* [What is required] Gather up the lines that contain "date".

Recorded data
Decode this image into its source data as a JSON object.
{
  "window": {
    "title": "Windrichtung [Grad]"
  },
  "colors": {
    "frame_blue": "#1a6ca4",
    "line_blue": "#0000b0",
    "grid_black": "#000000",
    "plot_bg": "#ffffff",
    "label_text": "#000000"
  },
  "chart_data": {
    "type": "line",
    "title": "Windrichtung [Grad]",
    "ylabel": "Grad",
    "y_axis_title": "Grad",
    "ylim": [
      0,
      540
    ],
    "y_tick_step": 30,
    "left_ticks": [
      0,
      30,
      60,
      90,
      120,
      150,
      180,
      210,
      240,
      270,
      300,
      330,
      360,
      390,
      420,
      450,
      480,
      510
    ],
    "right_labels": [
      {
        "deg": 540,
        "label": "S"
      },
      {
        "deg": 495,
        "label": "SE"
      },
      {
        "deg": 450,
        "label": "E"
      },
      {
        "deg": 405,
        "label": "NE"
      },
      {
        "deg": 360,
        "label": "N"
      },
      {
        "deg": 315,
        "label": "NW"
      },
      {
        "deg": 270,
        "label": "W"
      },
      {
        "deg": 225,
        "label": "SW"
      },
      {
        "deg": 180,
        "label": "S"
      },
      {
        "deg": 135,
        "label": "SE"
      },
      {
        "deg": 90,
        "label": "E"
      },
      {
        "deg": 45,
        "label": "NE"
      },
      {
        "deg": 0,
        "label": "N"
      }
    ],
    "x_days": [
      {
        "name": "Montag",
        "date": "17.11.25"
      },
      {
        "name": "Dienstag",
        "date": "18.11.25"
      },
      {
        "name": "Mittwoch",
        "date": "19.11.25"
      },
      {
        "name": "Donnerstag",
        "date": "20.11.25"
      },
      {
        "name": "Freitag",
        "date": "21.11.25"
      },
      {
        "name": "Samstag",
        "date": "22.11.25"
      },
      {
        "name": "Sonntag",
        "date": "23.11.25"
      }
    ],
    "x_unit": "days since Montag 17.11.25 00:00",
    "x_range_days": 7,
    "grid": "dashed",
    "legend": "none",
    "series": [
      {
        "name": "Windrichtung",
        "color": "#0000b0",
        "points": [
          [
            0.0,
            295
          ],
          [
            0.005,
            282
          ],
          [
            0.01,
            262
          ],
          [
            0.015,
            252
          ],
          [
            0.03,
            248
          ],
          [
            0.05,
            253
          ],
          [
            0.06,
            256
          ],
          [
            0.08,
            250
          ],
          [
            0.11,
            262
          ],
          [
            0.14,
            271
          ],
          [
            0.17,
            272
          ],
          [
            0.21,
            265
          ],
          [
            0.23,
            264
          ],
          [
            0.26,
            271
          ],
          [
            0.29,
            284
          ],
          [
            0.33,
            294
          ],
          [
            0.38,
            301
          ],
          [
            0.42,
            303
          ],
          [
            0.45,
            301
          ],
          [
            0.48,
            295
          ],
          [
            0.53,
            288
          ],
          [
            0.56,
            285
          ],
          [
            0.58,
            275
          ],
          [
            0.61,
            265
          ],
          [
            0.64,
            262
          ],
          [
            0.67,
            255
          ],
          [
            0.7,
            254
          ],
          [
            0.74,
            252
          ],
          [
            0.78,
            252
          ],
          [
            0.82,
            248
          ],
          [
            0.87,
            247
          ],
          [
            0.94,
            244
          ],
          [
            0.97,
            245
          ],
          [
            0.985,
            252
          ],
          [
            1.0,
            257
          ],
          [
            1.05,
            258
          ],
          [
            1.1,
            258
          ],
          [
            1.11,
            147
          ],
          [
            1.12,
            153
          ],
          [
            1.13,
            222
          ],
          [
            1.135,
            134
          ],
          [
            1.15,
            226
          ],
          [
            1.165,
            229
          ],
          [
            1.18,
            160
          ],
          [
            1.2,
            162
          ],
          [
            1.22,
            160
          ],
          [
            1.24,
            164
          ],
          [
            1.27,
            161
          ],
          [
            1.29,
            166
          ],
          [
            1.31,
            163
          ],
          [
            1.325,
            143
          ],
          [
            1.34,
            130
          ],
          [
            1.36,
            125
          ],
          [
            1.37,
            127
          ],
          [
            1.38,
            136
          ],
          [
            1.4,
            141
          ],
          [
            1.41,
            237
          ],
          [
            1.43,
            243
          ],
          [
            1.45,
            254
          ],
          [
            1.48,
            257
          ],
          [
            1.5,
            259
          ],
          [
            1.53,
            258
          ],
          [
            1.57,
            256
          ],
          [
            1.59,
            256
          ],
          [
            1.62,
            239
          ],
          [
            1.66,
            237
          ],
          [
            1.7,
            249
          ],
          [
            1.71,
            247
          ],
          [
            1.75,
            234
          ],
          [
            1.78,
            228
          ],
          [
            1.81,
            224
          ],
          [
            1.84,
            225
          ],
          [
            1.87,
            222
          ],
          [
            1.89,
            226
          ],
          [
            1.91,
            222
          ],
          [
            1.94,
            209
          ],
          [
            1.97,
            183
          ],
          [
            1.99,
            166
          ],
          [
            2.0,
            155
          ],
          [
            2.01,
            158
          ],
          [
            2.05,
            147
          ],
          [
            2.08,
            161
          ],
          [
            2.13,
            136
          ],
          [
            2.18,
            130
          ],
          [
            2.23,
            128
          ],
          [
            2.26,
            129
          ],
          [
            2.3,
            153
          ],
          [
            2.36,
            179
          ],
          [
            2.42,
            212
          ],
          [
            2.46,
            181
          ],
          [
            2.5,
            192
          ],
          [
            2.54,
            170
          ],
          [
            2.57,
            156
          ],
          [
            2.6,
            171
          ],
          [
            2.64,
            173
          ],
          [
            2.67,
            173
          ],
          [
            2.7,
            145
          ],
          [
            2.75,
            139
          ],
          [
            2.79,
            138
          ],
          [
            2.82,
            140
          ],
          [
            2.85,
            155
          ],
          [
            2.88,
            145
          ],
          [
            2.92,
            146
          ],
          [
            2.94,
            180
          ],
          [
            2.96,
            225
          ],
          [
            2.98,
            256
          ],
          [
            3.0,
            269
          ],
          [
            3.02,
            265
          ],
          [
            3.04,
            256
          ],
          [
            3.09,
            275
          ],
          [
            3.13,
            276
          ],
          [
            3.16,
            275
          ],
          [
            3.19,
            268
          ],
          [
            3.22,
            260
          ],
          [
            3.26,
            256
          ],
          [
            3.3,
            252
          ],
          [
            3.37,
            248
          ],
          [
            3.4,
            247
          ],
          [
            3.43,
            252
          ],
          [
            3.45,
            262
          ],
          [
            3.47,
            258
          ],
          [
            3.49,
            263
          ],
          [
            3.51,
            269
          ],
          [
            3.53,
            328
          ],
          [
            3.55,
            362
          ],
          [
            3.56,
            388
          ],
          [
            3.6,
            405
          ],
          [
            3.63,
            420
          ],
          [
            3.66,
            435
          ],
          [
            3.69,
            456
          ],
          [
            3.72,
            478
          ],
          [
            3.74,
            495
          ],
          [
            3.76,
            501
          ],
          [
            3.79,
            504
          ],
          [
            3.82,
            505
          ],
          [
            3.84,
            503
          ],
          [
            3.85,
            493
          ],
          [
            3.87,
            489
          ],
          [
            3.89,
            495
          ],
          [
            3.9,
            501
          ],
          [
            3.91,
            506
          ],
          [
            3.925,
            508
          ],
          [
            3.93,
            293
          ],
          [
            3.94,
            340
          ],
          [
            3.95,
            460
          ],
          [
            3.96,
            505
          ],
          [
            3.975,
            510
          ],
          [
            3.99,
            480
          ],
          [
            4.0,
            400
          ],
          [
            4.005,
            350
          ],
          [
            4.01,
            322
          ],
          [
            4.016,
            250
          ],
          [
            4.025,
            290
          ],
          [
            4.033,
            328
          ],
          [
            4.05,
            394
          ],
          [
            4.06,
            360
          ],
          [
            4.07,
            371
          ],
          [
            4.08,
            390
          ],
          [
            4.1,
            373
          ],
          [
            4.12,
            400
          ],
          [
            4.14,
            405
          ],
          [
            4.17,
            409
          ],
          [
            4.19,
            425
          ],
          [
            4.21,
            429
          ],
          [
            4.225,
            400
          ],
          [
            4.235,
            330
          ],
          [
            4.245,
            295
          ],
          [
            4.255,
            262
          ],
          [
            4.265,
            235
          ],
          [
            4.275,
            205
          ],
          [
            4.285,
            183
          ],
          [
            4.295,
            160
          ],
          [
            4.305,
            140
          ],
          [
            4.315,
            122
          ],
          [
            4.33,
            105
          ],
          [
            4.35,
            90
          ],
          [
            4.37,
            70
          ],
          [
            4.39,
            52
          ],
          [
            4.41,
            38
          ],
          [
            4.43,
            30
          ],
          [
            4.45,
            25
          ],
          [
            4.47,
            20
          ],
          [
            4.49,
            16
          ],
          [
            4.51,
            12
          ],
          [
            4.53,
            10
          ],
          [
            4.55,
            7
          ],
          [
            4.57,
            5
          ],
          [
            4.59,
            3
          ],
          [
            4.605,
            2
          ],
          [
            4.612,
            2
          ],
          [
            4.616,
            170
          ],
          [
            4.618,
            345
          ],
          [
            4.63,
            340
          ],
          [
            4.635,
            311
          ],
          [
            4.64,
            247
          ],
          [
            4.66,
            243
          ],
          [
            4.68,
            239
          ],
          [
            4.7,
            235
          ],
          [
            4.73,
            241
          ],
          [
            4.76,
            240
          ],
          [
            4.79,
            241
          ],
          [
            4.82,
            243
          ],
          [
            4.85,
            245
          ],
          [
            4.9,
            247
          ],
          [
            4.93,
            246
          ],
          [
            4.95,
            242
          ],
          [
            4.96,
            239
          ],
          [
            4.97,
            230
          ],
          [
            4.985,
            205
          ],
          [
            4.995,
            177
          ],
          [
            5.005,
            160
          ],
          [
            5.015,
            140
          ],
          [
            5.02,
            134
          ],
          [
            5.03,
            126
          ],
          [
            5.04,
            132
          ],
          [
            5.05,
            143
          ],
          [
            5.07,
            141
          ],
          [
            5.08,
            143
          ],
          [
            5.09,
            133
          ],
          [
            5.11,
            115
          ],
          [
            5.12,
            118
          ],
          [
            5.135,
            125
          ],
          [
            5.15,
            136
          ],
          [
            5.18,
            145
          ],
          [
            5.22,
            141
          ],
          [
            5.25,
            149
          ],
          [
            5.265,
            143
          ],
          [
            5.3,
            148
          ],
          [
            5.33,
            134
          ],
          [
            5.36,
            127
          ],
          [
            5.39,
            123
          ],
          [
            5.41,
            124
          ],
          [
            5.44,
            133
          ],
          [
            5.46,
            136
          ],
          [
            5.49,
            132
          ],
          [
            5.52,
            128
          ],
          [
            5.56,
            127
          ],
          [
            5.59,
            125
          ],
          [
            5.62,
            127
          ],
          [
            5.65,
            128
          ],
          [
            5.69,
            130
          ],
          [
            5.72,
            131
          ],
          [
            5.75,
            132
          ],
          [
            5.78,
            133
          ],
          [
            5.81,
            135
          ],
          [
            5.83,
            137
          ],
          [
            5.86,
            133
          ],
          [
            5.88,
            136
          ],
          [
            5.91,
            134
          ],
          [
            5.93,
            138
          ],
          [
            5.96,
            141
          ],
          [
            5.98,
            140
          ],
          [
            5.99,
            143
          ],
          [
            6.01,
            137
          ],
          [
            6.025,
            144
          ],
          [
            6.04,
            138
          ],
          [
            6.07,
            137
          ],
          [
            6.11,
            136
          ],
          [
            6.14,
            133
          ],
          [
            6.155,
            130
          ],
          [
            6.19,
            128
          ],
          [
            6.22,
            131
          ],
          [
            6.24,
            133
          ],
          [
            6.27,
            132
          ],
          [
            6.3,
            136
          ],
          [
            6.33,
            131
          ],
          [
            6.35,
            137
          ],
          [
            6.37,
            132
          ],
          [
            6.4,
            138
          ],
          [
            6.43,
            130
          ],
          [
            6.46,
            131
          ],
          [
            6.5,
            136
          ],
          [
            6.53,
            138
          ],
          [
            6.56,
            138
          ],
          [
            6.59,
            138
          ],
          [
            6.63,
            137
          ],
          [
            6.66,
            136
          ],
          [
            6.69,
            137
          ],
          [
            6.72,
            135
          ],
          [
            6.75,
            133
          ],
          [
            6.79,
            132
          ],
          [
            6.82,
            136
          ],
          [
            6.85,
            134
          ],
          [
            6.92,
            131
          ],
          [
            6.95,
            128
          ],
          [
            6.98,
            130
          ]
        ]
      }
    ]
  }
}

* [The answer]
        "date": "17.11.25"
        "date": "18.11.25"
        "date": "19.11.25"
        "date": "20.11.25"
        "date": "21.11.25"
        "date": "22.11.25"
        "date": "23.11.25"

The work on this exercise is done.